--- start ENTRIES ---

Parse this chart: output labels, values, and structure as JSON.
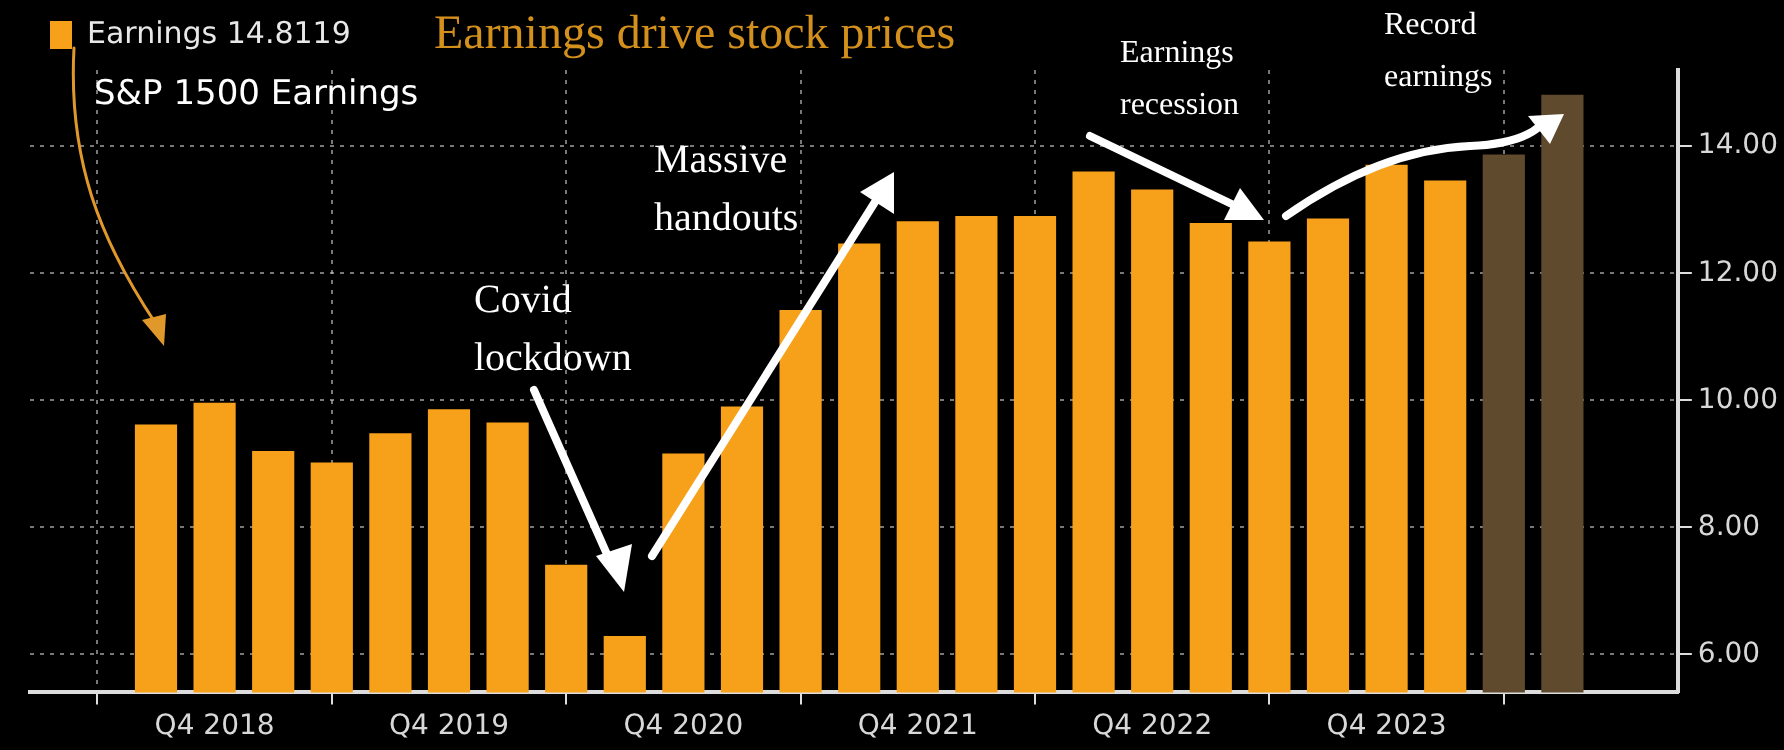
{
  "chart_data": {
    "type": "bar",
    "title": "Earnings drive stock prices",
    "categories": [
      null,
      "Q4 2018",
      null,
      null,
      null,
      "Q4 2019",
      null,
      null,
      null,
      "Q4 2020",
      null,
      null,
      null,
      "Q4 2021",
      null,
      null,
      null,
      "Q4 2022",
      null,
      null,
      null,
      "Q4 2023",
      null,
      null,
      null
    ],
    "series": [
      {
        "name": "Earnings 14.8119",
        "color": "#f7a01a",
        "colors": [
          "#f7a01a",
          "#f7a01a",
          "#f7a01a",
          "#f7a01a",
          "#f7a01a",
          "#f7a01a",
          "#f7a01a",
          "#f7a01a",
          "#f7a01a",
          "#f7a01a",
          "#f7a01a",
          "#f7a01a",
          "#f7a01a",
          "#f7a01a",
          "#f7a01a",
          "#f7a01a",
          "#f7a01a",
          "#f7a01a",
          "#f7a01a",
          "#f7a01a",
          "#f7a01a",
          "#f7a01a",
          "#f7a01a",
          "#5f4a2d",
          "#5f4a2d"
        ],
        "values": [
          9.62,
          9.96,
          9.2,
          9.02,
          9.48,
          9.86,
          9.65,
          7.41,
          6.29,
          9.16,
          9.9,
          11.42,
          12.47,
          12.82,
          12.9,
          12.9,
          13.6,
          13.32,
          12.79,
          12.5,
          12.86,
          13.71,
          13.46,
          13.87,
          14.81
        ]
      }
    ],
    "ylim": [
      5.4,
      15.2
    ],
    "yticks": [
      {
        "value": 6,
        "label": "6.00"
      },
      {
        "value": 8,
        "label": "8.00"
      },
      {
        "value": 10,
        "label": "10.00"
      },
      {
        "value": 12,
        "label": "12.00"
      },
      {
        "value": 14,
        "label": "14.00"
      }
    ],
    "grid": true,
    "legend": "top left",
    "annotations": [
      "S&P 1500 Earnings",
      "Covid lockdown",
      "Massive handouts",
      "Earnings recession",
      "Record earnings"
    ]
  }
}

--- end ENTRIES ---
--- start ENTRIES ---

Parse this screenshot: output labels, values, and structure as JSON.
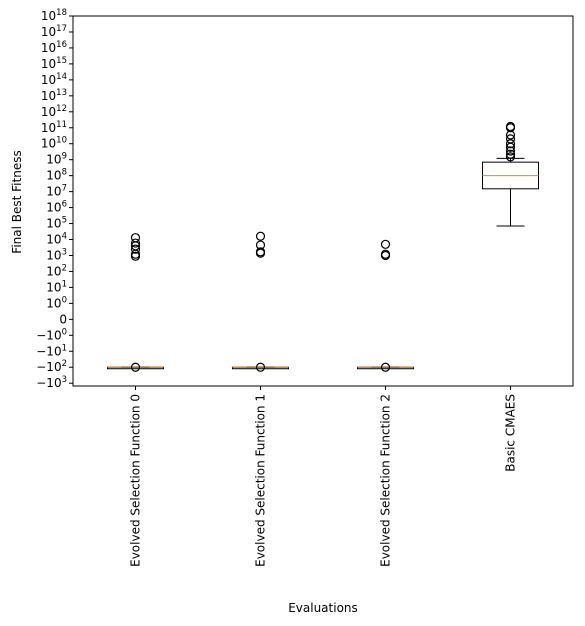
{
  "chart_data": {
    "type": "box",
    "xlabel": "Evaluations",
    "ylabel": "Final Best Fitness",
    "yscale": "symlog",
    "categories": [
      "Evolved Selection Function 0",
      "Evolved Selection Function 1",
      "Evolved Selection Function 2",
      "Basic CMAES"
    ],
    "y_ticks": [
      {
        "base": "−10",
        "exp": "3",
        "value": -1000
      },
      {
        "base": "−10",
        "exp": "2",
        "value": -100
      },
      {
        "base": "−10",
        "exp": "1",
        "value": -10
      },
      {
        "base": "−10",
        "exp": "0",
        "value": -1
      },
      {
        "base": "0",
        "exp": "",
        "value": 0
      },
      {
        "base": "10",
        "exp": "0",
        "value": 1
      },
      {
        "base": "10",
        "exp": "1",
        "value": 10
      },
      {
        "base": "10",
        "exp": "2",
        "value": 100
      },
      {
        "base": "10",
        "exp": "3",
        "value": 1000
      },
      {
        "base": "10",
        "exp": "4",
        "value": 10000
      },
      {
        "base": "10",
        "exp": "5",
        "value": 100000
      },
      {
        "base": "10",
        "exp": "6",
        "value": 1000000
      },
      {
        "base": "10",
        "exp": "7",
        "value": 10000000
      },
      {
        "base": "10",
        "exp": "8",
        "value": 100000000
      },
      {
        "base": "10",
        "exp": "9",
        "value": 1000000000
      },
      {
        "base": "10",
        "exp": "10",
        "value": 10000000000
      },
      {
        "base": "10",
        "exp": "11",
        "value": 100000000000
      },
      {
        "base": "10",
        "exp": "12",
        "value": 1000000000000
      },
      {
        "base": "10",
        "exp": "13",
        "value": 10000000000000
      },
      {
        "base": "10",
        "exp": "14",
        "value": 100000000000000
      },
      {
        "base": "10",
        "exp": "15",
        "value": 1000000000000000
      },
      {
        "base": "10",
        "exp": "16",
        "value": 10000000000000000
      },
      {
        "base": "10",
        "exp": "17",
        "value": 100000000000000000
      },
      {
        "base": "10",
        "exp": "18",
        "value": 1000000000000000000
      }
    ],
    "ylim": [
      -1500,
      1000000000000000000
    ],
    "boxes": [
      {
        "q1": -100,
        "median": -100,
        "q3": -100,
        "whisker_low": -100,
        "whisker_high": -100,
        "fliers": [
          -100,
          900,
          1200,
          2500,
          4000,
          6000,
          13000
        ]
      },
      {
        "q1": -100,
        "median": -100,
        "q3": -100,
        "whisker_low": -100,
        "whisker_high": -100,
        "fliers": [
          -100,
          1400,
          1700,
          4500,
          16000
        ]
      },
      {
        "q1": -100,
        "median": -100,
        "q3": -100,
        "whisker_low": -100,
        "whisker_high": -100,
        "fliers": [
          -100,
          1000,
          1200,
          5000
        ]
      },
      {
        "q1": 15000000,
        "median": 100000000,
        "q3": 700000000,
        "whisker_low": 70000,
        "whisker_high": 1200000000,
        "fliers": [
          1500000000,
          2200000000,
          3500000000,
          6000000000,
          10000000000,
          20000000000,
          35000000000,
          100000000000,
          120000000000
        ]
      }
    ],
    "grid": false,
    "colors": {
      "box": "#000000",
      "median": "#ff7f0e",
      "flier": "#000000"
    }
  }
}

--- end ENTRIES ---
--- start ENTRIES ---

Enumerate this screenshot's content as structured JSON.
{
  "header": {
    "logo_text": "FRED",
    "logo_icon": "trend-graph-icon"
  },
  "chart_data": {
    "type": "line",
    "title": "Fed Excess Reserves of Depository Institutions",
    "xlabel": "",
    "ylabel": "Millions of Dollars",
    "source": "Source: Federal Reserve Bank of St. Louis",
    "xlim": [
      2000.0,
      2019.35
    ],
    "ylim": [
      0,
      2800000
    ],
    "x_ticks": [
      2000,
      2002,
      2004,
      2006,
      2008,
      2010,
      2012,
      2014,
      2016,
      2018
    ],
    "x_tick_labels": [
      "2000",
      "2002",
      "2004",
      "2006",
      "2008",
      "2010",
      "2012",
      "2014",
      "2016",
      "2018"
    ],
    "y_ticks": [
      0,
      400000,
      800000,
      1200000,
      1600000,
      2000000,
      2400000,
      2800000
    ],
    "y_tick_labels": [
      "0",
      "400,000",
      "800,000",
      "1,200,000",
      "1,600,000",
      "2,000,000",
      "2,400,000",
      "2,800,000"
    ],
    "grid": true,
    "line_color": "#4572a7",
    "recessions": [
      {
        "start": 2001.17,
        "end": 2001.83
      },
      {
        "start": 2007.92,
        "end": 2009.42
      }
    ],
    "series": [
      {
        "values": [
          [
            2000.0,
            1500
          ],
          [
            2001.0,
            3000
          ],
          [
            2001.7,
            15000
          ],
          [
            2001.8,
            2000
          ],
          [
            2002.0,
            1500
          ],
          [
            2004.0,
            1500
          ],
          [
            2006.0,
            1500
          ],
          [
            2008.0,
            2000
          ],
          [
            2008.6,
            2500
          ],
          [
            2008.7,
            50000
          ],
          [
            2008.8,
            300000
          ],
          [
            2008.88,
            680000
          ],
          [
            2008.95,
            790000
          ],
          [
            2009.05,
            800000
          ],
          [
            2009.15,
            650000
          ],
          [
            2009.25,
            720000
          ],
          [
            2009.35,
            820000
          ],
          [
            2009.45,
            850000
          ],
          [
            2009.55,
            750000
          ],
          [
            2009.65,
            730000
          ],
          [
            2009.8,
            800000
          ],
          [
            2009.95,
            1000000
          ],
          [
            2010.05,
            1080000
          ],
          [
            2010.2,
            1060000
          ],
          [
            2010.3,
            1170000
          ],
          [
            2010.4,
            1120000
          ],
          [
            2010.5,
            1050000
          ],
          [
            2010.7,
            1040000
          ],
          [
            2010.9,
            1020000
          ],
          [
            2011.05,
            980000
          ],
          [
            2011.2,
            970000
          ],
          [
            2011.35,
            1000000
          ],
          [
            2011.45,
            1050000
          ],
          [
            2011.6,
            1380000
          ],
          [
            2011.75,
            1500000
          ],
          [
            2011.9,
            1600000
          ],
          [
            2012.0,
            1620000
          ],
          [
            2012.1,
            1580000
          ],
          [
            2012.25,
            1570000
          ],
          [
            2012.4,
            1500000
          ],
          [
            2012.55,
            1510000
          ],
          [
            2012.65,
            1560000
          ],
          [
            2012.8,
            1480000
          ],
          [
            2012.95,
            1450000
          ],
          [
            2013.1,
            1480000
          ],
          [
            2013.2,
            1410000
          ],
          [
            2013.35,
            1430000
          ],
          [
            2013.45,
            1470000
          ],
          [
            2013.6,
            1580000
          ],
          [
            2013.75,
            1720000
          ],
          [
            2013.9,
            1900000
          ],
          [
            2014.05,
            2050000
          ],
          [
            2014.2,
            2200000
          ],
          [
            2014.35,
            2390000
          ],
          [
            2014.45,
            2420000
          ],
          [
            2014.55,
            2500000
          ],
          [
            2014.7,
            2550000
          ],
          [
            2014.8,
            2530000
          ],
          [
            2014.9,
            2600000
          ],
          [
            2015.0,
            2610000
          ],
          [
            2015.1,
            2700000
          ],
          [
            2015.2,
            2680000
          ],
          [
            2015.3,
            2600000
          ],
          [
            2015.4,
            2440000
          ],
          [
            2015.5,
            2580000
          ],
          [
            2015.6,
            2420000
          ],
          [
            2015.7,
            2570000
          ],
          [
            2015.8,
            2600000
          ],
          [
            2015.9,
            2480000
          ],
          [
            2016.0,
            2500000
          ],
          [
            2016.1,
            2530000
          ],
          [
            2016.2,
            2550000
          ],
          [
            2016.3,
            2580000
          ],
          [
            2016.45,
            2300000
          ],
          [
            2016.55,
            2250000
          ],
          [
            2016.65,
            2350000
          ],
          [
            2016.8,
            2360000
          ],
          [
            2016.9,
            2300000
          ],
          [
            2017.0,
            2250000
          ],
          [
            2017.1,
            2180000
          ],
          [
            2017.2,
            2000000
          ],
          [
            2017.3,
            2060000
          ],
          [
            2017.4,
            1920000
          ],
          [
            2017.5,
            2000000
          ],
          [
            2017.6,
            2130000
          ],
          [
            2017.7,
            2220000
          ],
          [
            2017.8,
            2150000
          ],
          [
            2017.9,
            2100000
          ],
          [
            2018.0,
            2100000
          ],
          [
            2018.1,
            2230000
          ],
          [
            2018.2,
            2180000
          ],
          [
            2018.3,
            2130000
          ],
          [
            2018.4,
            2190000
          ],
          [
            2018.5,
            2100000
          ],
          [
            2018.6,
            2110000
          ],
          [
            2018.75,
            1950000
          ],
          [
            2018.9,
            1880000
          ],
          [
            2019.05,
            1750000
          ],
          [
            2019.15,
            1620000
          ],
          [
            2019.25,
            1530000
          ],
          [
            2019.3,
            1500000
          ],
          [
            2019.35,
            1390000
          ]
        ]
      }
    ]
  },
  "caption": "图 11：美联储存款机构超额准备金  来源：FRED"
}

--- end ENTRIES ---

GOAL OF THE EXERCISE
Pull out all lines from the entries above that include the word "Parse".

ANSWER TO THE EXERCISE
Parse this chart: output labels, values, and structure as JSON.
Parse this screenshot: output labels, values, and structure as JSON.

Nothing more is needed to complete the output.